Your instructions: Leave the pictures aside and copy all the data exactly.

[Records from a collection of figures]
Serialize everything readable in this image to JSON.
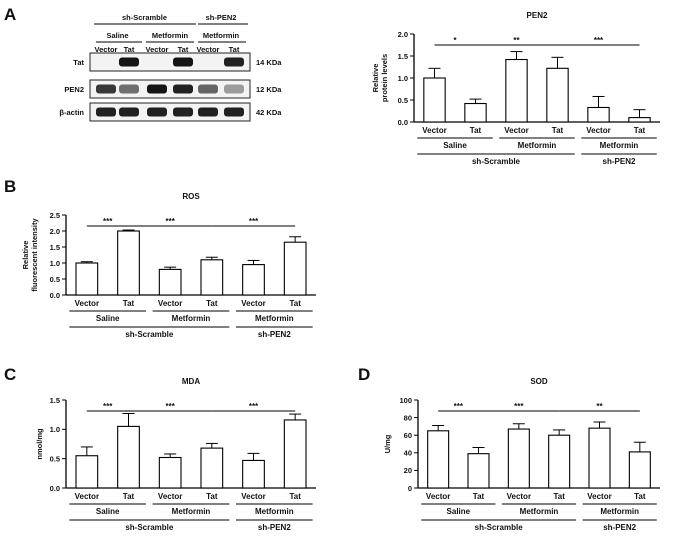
{
  "panels": {
    "A": {
      "letter": "A",
      "blot": {
        "groups": [
          {
            "label": "sh-Scramble",
            "sublabels": [
              "Saline",
              "Metformin"
            ]
          },
          {
            "label": "sh-PEN2",
            "sublabels": [
              "Metformin"
            ]
          }
        ],
        "lanes": [
          "Vector",
          "Tat",
          "Vector",
          "Tat",
          "Vector",
          "Tat"
        ],
        "rows": [
          {
            "name": "Tat",
            "size": "14 KDa",
            "intensity": [
              0.0,
              0.95,
              0.0,
              0.95,
              0.0,
              0.9
            ]
          },
          {
            "name": "PEN2",
            "size": "12 KDa",
            "intensity": [
              0.8,
              0.55,
              0.95,
              0.9,
              0.6,
              0.35
            ]
          },
          {
            "name": "β-actin",
            "size": "42 KDa",
            "intensity": [
              0.9,
              0.9,
              0.9,
              0.9,
              0.9,
              0.9
            ]
          }
        ]
      }
    },
    "B": {
      "letter": "B"
    },
    "C": {
      "letter": "C"
    },
    "D": {
      "letter": "D"
    }
  },
  "chart_data": [
    {
      "id": "pen2",
      "type": "bar",
      "title": "PEN2",
      "ylabel": "Relative protein levels",
      "ylim": [
        0,
        2.0
      ],
      "yticks": [
        "0.0",
        "0.5",
        "1.0",
        "1.5",
        "2.0"
      ],
      "categories": [
        "Vector",
        "Tat",
        "Vector",
        "Tat",
        "Vector",
        "Tat"
      ],
      "values": [
        1.0,
        0.42,
        1.42,
        1.22,
        0.33,
        0.1
      ],
      "errors": [
        0.22,
        0.1,
        0.18,
        0.25,
        0.25,
        0.18
      ],
      "group_labels": [
        {
          "text": "Saline",
          "level": 1,
          "from": 0,
          "to": 1
        },
        {
          "text": "Metformin",
          "level": 1,
          "from": 2,
          "to": 3
        },
        {
          "text": "Metformin",
          "level": 1,
          "from": 4,
          "to": 5
        },
        {
          "text": "sh-Scramble",
          "level": 2,
          "from": 0,
          "to": 3
        },
        {
          "text": "sh-PEN2",
          "level": 2,
          "from": 4,
          "to": 5
        }
      ],
      "significance": [
        {
          "from": 0,
          "to": 1,
          "label": "*"
        },
        {
          "from": 1,
          "to": 3,
          "label": "**"
        },
        {
          "from": 3,
          "to": 5,
          "label": "***"
        }
      ]
    },
    {
      "id": "ros",
      "type": "bar",
      "title": "ROS",
      "ylabel": "Relative fluorescent intensity",
      "ylim": [
        0,
        2.5
      ],
      "yticks": [
        "0.0",
        "0.5",
        "1.0",
        "1.5",
        "2.0",
        "2.5"
      ],
      "categories": [
        "Vector",
        "Tat",
        "Vector",
        "Tat",
        "Vector",
        "Tat"
      ],
      "values": [
        1.0,
        2.0,
        0.8,
        1.1,
        0.95,
        1.65
      ],
      "errors": [
        0.04,
        0.03,
        0.07,
        0.08,
        0.13,
        0.17
      ],
      "group_labels": [
        {
          "text": "Saline",
          "level": 1,
          "from": 0,
          "to": 1
        },
        {
          "text": "Metformin",
          "level": 1,
          "from": 2,
          "to": 3
        },
        {
          "text": "Metformin",
          "level": 1,
          "from": 4,
          "to": 5
        },
        {
          "text": "sh-Scramble",
          "level": 2,
          "from": 0,
          "to": 3
        },
        {
          "text": "sh-PEN2",
          "level": 2,
          "from": 4,
          "to": 5
        }
      ],
      "significance": [
        {
          "from": 0,
          "to": 1,
          "label": "***"
        },
        {
          "from": 1,
          "to": 3,
          "label": "***"
        },
        {
          "from": 3,
          "to": 5,
          "label": "***"
        }
      ]
    },
    {
      "id": "mda",
      "type": "bar",
      "title": "MDA",
      "ylabel": "nmol/mg",
      "ylim": [
        0,
        1.5
      ],
      "yticks": [
        "0.0",
        "0.5",
        "1.0",
        "1.5"
      ],
      "categories": [
        "Vector",
        "Tat",
        "Vector",
        "Tat",
        "Vector",
        "Tat"
      ],
      "values": [
        0.55,
        1.05,
        0.52,
        0.68,
        0.47,
        1.16
      ],
      "errors": [
        0.15,
        0.22,
        0.06,
        0.08,
        0.12,
        0.1
      ],
      "group_labels": [
        {
          "text": "Saline",
          "level": 1,
          "from": 0,
          "to": 1
        },
        {
          "text": "Metformin",
          "level": 1,
          "from": 2,
          "to": 3
        },
        {
          "text": "Metformin",
          "level": 1,
          "from": 4,
          "to": 5
        },
        {
          "text": "sh-Scramble",
          "level": 2,
          "from": 0,
          "to": 3
        },
        {
          "text": "sh-PEN2",
          "level": 2,
          "from": 4,
          "to": 5
        }
      ],
      "significance": [
        {
          "from": 0,
          "to": 1,
          "label": "***"
        },
        {
          "from": 1,
          "to": 3,
          "label": "***"
        },
        {
          "from": 3,
          "to": 5,
          "label": "***"
        }
      ]
    },
    {
      "id": "sod",
      "type": "bar",
      "title": "SOD",
      "ylabel": "U/mg",
      "ylim": [
        0,
        100
      ],
      "yticks": [
        "0",
        "20",
        "40",
        "60",
        "80",
        "100"
      ],
      "categories": [
        "Vector",
        "Tat",
        "Vector",
        "Tat",
        "Vector",
        "Tat"
      ],
      "values": [
        65,
        39,
        67,
        60,
        68,
        41
      ],
      "errors": [
        6,
        7,
        6,
        6,
        7,
        11
      ],
      "group_labels": [
        {
          "text": "Saline",
          "level": 1,
          "from": 0,
          "to": 1
        },
        {
          "text": "Metformin",
          "level": 1,
          "from": 2,
          "to": 3
        },
        {
          "text": "Metformin",
          "level": 1,
          "from": 4,
          "to": 5
        },
        {
          "text": "sh-Scramble",
          "level": 2,
          "from": 0,
          "to": 3
        },
        {
          "text": "sh-PEN2",
          "level": 2,
          "from": 4,
          "to": 5
        }
      ],
      "significance": [
        {
          "from": 0,
          "to": 1,
          "label": "***"
        },
        {
          "from": 1,
          "to": 3,
          "label": "***"
        },
        {
          "from": 3,
          "to": 5,
          "label": "**"
        }
      ]
    }
  ]
}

Solution for this problem:
Serialize everything readable in this image to JSON.
{
  "panels": {
    "A": {
      "letter": "A",
      "blot": {
        "groups": [
          {
            "label": "sh-Scramble",
            "sublabels": [
              "Saline",
              "Metformin"
            ]
          },
          {
            "label": "sh-PEN2",
            "sublabels": [
              "Metformin"
            ]
          }
        ],
        "lanes": [
          "Vector",
          "Tat",
          "Vector",
          "Tat",
          "Vector",
          "Tat"
        ],
        "rows": [
          {
            "name": "Tat",
            "size": "14 KDa",
            "intensity": [
              0.0,
              0.95,
              0.0,
              0.95,
              0.0,
              0.9
            ]
          },
          {
            "name": "PEN2",
            "size": "12 KDa",
            "intensity": [
              0.8,
              0.55,
              0.95,
              0.9,
              0.6,
              0.35
            ]
          },
          {
            "name": "β-actin",
            "size": "42 KDa",
            "intensity": [
              0.9,
              0.9,
              0.9,
              0.9,
              0.9,
              0.9
            ]
          }
        ]
      }
    },
    "B": {
      "letter": "B"
    },
    "C": {
      "letter": "C"
    },
    "D": {
      "letter": "D"
    }
  },
  "chart_data": [
    {
      "id": "pen2",
      "type": "bar",
      "title": "PEN2",
      "ylabel": "Relative protein levels",
      "ylim": [
        0,
        2.0
      ],
      "yticks": [
        "0.0",
        "0.5",
        "1.0",
        "1.5",
        "2.0"
      ],
      "categories": [
        "Vector",
        "Tat",
        "Vector",
        "Tat",
        "Vector",
        "Tat"
      ],
      "values": [
        1.0,
        0.42,
        1.42,
        1.22,
        0.33,
        0.1
      ],
      "errors": [
        0.22,
        0.1,
        0.18,
        0.25,
        0.25,
        0.18
      ],
      "group_labels": [
        {
          "text": "Saline",
          "level": 1,
          "from": 0,
          "to": 1
        },
        {
          "text": "Metformin",
          "level": 1,
          "from": 2,
          "to": 3
        },
        {
          "text": "Metformin",
          "level": 1,
          "from": 4,
          "to": 5
        },
        {
          "text": "sh-Scramble",
          "level": 2,
          "from": 0,
          "to": 3
        },
        {
          "text": "sh-PEN2",
          "level": 2,
          "from": 4,
          "to": 5
        }
      ],
      "significance": [
        {
          "from": 0,
          "to": 1,
          "label": "*"
        },
        {
          "from": 1,
          "to": 3,
          "label": "**"
        },
        {
          "from": 3,
          "to": 5,
          "label": "***"
        }
      ]
    },
    {
      "id": "ros",
      "type": "bar",
      "title": "ROS",
      "ylabel": "Relative fluorescent intensity",
      "ylim": [
        0,
        2.5
      ],
      "yticks": [
        "0.0",
        "0.5",
        "1.0",
        "1.5",
        "2.0",
        "2.5"
      ],
      "categories": [
        "Vector",
        "Tat",
        "Vector",
        "Tat",
        "Vector",
        "Tat"
      ],
      "values": [
        1.0,
        2.0,
        0.8,
        1.1,
        0.95,
        1.65
      ],
      "errors": [
        0.04,
        0.03,
        0.07,
        0.08,
        0.13,
        0.17
      ],
      "group_labels": [
        {
          "text": "Saline",
          "level": 1,
          "from": 0,
          "to": 1
        },
        {
          "text": "Metformin",
          "level": 1,
          "from": 2,
          "to": 3
        },
        {
          "text": "Metformin",
          "level": 1,
          "from": 4,
          "to": 5
        },
        {
          "text": "sh-Scramble",
          "level": 2,
          "from": 0,
          "to": 3
        },
        {
          "text": "sh-PEN2",
          "level": 2,
          "from": 4,
          "to": 5
        }
      ],
      "significance": [
        {
          "from": 0,
          "to": 1,
          "label": "***"
        },
        {
          "from": 1,
          "to": 3,
          "label": "***"
        },
        {
          "from": 3,
          "to": 5,
          "label": "***"
        }
      ]
    },
    {
      "id": "mda",
      "type": "bar",
      "title": "MDA",
      "ylabel": "nmol/mg",
      "ylim": [
        0,
        1.5
      ],
      "yticks": [
        "0.0",
        "0.5",
        "1.0",
        "1.5"
      ],
      "categories": [
        "Vector",
        "Tat",
        "Vector",
        "Tat",
        "Vector",
        "Tat"
      ],
      "values": [
        0.55,
        1.05,
        0.52,
        0.68,
        0.47,
        1.16
      ],
      "errors": [
        0.15,
        0.22,
        0.06,
        0.08,
        0.12,
        0.1
      ],
      "group_labels": [
        {
          "text": "Saline",
          "level": 1,
          "from": 0,
          "to": 1
        },
        {
          "text": "Metformin",
          "level": 1,
          "from": 2,
          "to": 3
        },
        {
          "text": "Metformin",
          "level": 1,
          "from": 4,
          "to": 5
        },
        {
          "text": "sh-Scramble",
          "level": 2,
          "from": 0,
          "to": 3
        },
        {
          "text": "sh-PEN2",
          "level": 2,
          "from": 4,
          "to": 5
        }
      ],
      "significance": [
        {
          "from": 0,
          "to": 1,
          "label": "***"
        },
        {
          "from": 1,
          "to": 3,
          "label": "***"
        },
        {
          "from": 3,
          "to": 5,
          "label": "***"
        }
      ]
    },
    {
      "id": "sod",
      "type": "bar",
      "title": "SOD",
      "ylabel": "U/mg",
      "ylim": [
        0,
        100
      ],
      "yticks": [
        "0",
        "20",
        "40",
        "60",
        "80",
        "100"
      ],
      "categories": [
        "Vector",
        "Tat",
        "Vector",
        "Tat",
        "Vector",
        "Tat"
      ],
      "values": [
        65,
        39,
        67,
        60,
        68,
        41
      ],
      "errors": [
        6,
        7,
        6,
        6,
        7,
        11
      ],
      "group_labels": [
        {
          "text": "Saline",
          "level": 1,
          "from": 0,
          "to": 1
        },
        {
          "text": "Metformin",
          "level": 1,
          "from": 2,
          "to": 3
        },
        {
          "text": "Metformin",
          "level": 1,
          "from": 4,
          "to": 5
        },
        {
          "text": "sh-Scramble",
          "level": 2,
          "from": 0,
          "to": 3
        },
        {
          "text": "sh-PEN2",
          "level": 2,
          "from": 4,
          "to": 5
        }
      ],
      "significance": [
        {
          "from": 0,
          "to": 1,
          "label": "***"
        },
        {
          "from": 1,
          "to": 3,
          "label": "***"
        },
        {
          "from": 3,
          "to": 5,
          "label": "**"
        }
      ]
    }
  ]
}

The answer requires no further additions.